SET PROBLEM:
Keep only the lines where "executing" appears.

(Data records)

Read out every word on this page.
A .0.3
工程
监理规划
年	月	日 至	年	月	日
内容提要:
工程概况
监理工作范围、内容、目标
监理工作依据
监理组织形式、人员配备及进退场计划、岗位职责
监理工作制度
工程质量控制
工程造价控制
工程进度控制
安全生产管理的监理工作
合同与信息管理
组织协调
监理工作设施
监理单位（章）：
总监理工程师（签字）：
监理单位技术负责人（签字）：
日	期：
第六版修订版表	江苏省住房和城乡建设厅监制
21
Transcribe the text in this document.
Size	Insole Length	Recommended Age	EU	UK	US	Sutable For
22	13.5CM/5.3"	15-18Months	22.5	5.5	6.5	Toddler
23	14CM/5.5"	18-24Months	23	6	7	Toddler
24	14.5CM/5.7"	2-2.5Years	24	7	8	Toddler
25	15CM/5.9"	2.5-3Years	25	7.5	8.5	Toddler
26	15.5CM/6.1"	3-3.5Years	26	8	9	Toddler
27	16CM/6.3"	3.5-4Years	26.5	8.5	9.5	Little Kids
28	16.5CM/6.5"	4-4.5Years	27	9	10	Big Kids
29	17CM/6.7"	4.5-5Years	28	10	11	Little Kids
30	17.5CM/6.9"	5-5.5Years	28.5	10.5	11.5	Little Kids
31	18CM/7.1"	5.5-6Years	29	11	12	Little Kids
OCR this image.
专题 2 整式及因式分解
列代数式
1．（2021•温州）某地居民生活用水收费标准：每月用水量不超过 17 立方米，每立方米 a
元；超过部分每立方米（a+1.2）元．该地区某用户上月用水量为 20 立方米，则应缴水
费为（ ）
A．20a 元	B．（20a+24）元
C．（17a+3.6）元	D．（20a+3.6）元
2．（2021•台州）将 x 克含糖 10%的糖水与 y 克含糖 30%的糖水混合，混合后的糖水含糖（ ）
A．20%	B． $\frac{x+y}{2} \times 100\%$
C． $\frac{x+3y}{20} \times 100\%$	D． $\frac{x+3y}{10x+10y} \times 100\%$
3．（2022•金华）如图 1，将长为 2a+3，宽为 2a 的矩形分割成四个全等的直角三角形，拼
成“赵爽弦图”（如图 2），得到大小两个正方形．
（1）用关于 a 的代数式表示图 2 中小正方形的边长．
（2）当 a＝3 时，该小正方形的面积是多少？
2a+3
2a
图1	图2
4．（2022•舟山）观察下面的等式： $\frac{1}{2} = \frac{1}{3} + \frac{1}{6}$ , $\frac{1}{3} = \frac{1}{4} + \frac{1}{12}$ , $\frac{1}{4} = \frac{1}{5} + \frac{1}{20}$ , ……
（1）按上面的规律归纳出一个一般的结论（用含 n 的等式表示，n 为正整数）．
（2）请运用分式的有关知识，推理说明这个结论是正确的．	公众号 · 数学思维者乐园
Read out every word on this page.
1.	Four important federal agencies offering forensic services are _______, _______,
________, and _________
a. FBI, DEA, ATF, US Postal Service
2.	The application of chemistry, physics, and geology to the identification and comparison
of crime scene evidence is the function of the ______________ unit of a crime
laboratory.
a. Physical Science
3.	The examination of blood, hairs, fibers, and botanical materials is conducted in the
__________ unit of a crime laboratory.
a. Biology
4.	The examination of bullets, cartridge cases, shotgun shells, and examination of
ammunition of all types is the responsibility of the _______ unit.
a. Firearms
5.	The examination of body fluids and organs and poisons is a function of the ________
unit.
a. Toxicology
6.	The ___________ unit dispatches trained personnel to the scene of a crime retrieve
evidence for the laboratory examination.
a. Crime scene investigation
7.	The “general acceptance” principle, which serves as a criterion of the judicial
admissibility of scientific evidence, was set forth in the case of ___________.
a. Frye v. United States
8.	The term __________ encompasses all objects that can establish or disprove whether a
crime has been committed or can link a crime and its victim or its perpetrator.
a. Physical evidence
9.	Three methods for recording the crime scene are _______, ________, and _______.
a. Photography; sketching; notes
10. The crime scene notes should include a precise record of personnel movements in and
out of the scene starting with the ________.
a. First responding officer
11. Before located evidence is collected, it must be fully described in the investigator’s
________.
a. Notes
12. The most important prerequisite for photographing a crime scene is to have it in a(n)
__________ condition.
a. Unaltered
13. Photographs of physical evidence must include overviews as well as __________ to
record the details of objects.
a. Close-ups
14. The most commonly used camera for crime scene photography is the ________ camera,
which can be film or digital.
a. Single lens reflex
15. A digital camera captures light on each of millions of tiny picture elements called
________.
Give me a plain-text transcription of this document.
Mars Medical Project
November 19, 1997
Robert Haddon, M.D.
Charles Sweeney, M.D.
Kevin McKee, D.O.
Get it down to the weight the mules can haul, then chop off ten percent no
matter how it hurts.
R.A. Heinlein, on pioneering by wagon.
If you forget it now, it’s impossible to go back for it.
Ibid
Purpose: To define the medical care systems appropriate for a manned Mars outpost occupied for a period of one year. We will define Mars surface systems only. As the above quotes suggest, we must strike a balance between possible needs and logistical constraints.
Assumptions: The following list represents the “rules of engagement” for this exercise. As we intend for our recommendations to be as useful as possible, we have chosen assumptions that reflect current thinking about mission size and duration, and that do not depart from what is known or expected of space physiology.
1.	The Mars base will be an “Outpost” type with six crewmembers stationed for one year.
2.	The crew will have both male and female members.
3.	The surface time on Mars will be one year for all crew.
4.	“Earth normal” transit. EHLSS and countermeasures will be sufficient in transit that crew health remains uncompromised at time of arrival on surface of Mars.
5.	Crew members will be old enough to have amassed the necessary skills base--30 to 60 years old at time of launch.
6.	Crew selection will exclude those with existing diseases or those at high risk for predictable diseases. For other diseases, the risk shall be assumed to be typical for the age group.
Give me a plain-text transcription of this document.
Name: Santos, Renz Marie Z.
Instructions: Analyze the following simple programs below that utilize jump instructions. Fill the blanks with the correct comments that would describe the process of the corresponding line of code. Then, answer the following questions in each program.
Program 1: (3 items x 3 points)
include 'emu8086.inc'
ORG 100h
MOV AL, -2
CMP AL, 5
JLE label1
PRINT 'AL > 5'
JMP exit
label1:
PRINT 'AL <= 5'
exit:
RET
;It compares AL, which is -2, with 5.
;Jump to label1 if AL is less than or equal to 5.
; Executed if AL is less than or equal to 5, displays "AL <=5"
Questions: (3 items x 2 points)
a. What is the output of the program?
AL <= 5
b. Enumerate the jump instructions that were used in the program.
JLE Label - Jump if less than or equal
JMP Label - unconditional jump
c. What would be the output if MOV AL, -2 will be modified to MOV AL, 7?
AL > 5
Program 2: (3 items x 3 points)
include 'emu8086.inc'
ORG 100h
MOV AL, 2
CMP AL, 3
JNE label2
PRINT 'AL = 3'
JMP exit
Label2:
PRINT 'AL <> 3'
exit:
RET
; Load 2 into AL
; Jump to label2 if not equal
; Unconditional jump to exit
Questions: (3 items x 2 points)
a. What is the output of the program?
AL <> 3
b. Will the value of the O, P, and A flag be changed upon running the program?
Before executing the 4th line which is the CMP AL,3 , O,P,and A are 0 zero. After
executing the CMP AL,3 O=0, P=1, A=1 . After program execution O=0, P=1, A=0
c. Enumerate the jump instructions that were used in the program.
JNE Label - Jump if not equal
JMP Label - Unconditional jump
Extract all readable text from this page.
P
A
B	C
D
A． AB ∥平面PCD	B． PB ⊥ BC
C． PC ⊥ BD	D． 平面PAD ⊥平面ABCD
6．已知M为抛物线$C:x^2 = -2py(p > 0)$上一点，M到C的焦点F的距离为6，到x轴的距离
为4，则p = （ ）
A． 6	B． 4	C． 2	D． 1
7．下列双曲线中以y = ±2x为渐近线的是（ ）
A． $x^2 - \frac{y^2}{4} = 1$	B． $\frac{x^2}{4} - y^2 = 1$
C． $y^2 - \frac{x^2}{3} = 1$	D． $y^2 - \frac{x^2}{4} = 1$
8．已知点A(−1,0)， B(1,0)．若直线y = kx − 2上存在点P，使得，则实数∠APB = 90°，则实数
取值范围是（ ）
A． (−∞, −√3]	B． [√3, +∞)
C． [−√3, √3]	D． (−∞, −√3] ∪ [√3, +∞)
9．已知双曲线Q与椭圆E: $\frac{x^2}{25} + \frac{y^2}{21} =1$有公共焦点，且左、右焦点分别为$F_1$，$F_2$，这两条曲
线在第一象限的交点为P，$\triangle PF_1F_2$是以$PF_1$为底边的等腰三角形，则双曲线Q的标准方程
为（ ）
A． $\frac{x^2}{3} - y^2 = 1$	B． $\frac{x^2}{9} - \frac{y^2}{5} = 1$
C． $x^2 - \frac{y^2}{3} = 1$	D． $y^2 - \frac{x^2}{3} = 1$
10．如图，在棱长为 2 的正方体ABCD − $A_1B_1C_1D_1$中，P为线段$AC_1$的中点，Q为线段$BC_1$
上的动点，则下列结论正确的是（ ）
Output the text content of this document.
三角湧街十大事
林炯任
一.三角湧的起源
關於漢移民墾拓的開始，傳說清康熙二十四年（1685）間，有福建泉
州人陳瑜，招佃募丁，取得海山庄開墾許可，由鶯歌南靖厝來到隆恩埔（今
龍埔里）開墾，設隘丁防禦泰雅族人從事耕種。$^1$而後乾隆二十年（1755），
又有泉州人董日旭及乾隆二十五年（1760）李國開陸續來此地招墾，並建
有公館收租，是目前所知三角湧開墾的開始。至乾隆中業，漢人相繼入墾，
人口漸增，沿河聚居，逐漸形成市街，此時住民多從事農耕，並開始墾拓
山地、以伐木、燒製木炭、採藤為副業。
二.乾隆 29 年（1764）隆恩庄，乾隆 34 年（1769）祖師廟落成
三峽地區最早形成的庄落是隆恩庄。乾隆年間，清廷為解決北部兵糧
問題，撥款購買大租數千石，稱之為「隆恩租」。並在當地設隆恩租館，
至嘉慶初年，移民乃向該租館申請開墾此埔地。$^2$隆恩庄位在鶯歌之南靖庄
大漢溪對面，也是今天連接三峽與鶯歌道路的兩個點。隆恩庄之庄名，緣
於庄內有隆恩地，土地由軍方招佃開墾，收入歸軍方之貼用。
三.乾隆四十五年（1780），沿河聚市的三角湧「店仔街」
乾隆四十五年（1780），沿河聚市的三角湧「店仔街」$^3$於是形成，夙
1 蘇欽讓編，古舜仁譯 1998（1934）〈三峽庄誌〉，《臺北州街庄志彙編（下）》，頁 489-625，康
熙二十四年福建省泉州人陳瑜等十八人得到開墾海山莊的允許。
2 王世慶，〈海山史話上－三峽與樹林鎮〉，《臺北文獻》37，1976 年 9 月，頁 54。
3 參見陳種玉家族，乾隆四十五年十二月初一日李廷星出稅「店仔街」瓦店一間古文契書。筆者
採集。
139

CORRECT ANSWER:
Before executing the 4th line which is the CMP AL,3 , O,P,and A are 0 zero. After
executing the CMP AL,3 O=0, P=1, A=1 . After program execution O=0, P=1, A=0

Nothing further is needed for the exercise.